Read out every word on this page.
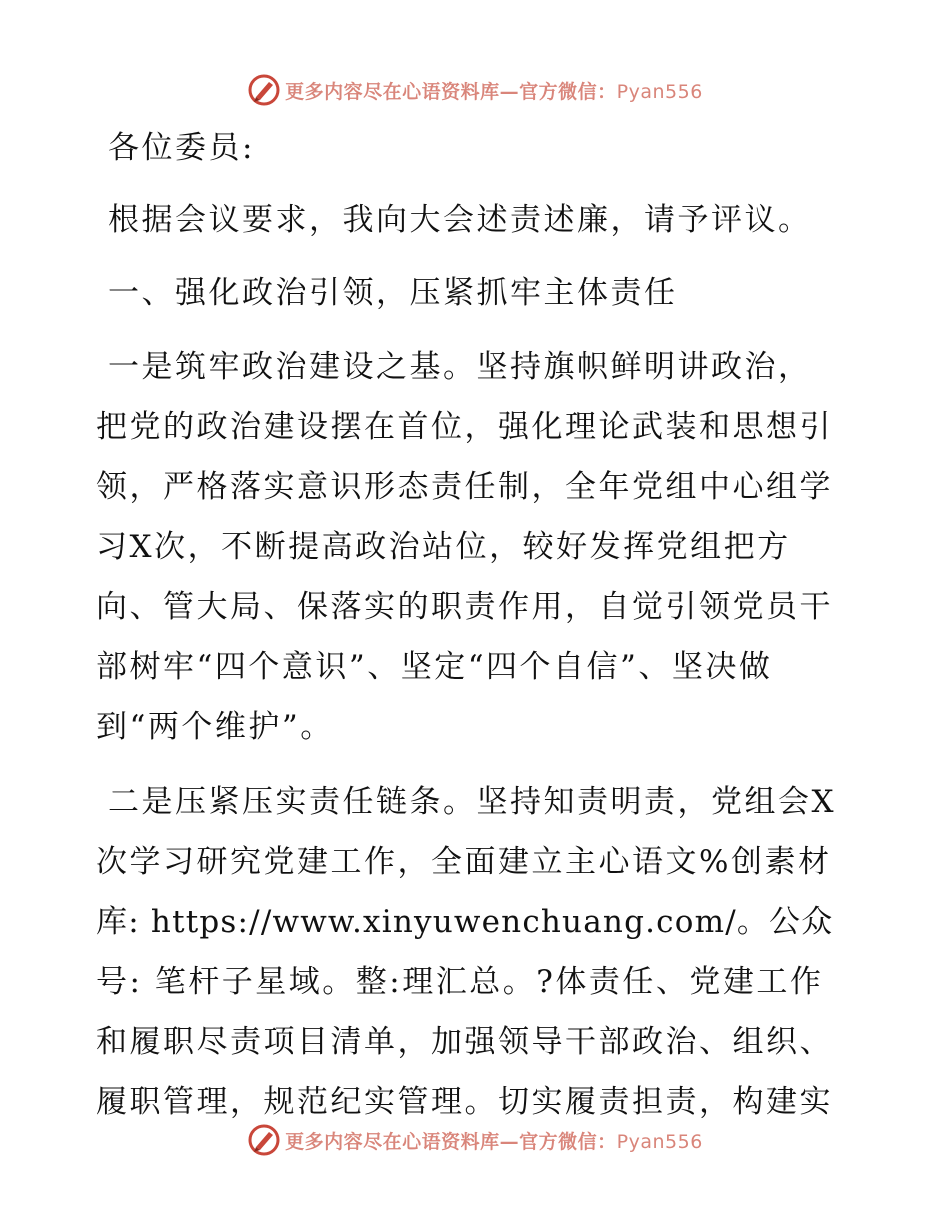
更多内容尽在心语资料库—官方微信：Pyan556
各位委员:
根据会议要求，我向大会述责述廉，请予评议。
一、强化政治引领，压紧抓牢主体责任
一是筑牢政治建设之基。坚持旗帜鲜明讲政治，
把党的政治建设摆在首位，强化理论武装和思想引
领，严格落实意识形态责任制，全年党组中心组学
习X次，不断提高政治站位，较好发挥党组把方
向、管大局、保落实的职责作用，自觉引领党员干
部树牢“四个意识”、坚定“四个自信”、坚决做
到“两个维护”。
二是压紧压实责任链条。坚持知责明责，党组会X
次学习研究党建工作，全面建立主心语文%创素材
库: https://www.xinyuwenchuang.com/。公众
号: 笔杆子星域。整:理汇总。?体责任、党建工作
和履职尽责项目清单，加强领导干部政治、组织、
履职管理，规范纪实管理。切实履责担责，构建实
更多内容尽在心语资料库—官方微信：Pyan556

_ _ _ _ _ _ _

■ REQUIRED WORK
Repeat the material above verbatim. Leave the pictures behind.

■ WRITTEN RESPONSE
Read out every word on this page.
更多内容尽在心语资料库—官方微信：Pyan556
各位委员:
根据会议要求，我向大会述责述廉，请予评议。
一、强化政治引领，压紧抓牢主体责任
一是筑牢政治建设之基。坚持旗帜鲜明讲政治，
把党的政治建设摆在首位，强化理论武装和思想引
领，严格落实意识形态责任制，全年党组中心组学
习X次，不断提高政治站位，较好发挥党组把方
向、管大局、保落实的职责作用，自觉引领党员干
部树牢“四个意识”、坚定“四个自信”、坚决做
到“两个维护”。
二是压紧压实责任链条。坚持知责明责，党组会X
次学习研究党建工作，全面建立主心语文%创素材
库: https://www.xinyuwenchuang.com/。公众
号: 笔杆子星域。整:理汇总。?体责任、党建工作
和履职尽责项目清单，加强领导干部政治、组织、
履职管理，规范纪实管理。切实履责担责，构建实
更多内容尽在心语资料库—官方微信：Pyan556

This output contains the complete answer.